## Objective:
Copy every line of the entries that includes the word "this".

____________

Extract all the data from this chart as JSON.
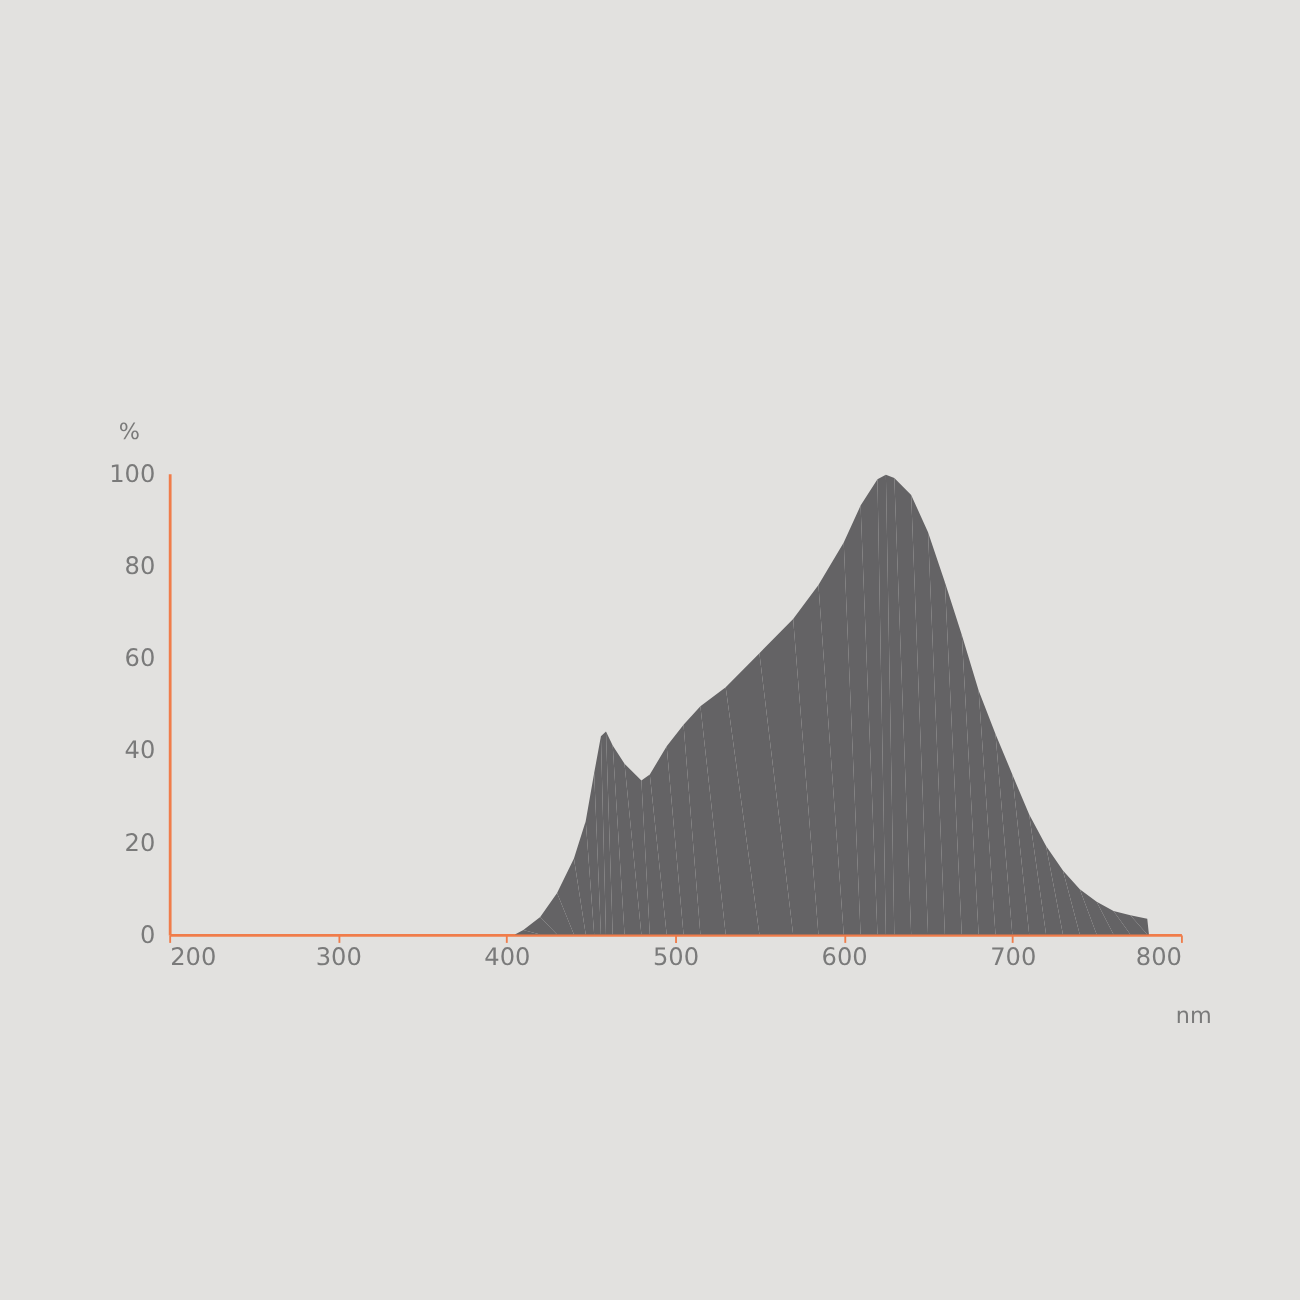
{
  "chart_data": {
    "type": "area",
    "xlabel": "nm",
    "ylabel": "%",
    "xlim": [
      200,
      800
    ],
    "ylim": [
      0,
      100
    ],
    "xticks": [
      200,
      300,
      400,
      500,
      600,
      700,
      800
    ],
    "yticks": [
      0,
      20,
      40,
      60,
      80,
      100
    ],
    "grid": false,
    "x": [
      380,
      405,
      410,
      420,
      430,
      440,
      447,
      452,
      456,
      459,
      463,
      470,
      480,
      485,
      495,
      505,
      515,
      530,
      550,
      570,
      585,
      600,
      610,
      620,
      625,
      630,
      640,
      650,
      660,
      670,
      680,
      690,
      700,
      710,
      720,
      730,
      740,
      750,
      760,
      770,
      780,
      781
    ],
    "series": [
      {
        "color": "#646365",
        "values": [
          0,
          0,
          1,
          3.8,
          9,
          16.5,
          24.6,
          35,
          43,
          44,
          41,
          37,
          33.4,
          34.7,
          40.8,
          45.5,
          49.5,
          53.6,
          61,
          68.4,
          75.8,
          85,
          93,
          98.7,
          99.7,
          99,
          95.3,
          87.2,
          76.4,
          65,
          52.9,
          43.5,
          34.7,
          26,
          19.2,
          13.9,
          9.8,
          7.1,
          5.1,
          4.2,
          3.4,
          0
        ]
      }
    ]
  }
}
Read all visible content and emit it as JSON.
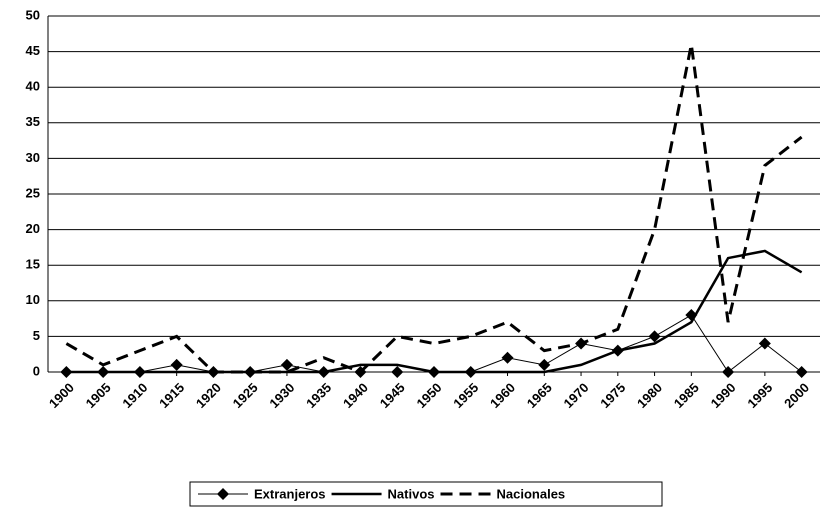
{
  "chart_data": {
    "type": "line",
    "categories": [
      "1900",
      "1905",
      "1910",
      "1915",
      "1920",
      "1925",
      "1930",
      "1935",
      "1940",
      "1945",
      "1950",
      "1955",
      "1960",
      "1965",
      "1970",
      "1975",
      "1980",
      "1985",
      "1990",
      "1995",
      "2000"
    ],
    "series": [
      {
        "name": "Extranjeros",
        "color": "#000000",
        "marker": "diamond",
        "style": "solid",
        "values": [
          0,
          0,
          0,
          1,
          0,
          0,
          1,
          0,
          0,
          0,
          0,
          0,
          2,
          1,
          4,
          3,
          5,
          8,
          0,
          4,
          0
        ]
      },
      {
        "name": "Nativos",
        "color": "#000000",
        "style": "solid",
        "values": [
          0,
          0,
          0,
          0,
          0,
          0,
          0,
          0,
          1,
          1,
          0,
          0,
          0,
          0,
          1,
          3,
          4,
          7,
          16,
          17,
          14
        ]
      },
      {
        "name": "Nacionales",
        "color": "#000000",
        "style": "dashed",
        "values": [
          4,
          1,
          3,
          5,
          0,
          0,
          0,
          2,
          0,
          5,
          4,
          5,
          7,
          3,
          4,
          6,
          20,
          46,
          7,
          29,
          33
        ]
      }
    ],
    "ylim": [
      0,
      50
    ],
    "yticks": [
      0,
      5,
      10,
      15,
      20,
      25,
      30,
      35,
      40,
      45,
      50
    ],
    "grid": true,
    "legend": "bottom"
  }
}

____________

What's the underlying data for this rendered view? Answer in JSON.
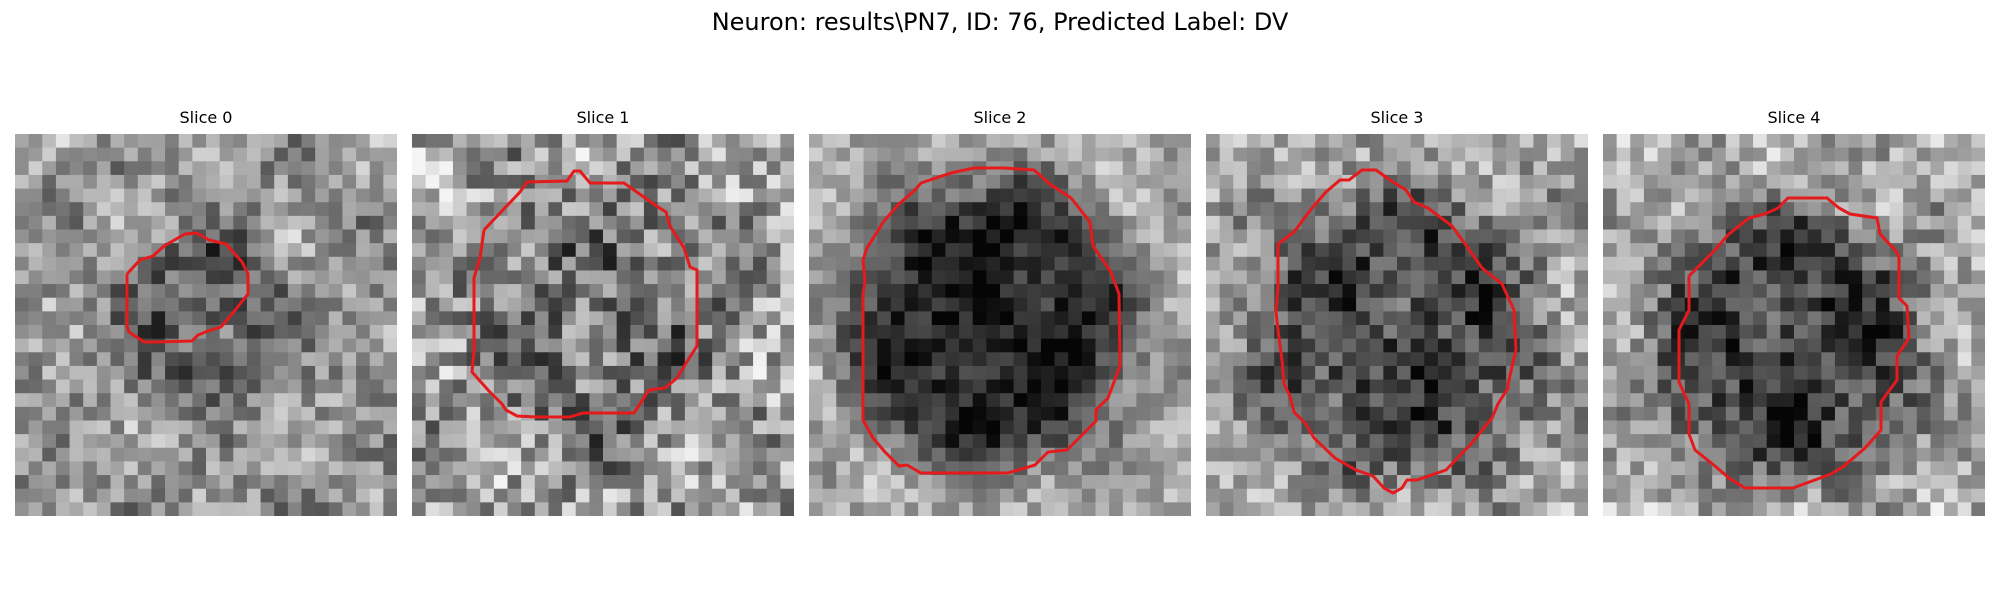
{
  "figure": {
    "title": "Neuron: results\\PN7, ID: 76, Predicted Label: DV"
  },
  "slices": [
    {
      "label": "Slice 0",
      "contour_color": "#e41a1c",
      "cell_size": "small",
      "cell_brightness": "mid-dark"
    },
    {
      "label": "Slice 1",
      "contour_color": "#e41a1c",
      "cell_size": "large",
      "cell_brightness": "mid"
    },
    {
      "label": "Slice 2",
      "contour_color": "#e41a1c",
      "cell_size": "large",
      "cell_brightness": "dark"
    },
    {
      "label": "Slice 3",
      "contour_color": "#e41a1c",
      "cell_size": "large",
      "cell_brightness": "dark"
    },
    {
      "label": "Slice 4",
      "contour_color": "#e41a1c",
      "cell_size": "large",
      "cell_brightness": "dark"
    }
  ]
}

____________

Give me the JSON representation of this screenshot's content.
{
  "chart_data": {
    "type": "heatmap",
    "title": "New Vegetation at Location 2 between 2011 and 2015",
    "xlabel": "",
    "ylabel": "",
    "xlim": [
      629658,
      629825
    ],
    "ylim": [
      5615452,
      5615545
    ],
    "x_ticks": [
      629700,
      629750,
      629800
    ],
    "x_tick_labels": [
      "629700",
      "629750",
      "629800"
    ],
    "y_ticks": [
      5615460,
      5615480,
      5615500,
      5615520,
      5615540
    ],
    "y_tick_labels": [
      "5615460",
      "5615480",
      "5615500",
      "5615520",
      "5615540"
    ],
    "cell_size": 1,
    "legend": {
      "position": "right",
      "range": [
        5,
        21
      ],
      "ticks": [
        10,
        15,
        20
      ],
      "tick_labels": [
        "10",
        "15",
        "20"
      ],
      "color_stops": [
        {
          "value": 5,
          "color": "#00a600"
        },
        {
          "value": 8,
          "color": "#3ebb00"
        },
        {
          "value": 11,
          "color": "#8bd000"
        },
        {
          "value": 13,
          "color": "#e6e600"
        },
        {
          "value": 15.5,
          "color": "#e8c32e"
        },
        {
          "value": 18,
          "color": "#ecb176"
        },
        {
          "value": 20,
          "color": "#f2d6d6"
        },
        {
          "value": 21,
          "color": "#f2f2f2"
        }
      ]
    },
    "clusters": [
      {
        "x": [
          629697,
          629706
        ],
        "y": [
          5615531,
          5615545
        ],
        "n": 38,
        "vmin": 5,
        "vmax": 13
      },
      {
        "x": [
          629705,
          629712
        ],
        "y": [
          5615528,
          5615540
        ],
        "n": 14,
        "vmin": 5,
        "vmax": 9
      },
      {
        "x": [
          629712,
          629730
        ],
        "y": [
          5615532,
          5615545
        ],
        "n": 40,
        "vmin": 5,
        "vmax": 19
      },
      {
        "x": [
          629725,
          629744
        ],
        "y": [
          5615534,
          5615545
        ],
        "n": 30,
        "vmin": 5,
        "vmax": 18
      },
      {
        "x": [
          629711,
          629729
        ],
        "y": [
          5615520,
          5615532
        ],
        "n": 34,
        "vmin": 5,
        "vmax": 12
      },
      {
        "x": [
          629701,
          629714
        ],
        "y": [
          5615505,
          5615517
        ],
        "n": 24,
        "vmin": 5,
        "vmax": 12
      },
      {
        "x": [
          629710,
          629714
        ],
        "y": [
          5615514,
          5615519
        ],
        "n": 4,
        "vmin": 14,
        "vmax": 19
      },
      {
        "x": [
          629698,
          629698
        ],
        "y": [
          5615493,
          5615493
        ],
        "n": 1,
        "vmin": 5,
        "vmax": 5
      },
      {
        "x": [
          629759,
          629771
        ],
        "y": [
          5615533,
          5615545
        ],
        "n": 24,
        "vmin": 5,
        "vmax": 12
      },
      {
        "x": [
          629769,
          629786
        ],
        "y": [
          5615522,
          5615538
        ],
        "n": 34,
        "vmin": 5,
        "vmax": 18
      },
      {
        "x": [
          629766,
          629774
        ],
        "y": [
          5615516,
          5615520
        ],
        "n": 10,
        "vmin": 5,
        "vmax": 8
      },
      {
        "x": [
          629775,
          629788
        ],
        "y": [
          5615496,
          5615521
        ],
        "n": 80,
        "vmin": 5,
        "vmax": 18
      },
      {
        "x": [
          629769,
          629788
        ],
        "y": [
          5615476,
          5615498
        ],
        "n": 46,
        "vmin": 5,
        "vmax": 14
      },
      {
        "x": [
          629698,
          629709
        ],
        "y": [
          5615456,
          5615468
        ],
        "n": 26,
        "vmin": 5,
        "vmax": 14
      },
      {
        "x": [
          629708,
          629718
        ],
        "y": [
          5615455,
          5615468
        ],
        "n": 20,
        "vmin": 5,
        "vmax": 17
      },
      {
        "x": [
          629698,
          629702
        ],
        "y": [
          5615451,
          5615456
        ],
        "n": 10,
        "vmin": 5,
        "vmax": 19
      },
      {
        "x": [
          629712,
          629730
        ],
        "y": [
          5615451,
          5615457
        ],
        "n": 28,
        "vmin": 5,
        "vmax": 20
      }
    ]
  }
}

____________

## Exercise solution:
Extract all the data from this chart as JSON.
What's the underlying data for this rendered view? Answer in JSON.
Give me the JSON representation of this screenshot's content.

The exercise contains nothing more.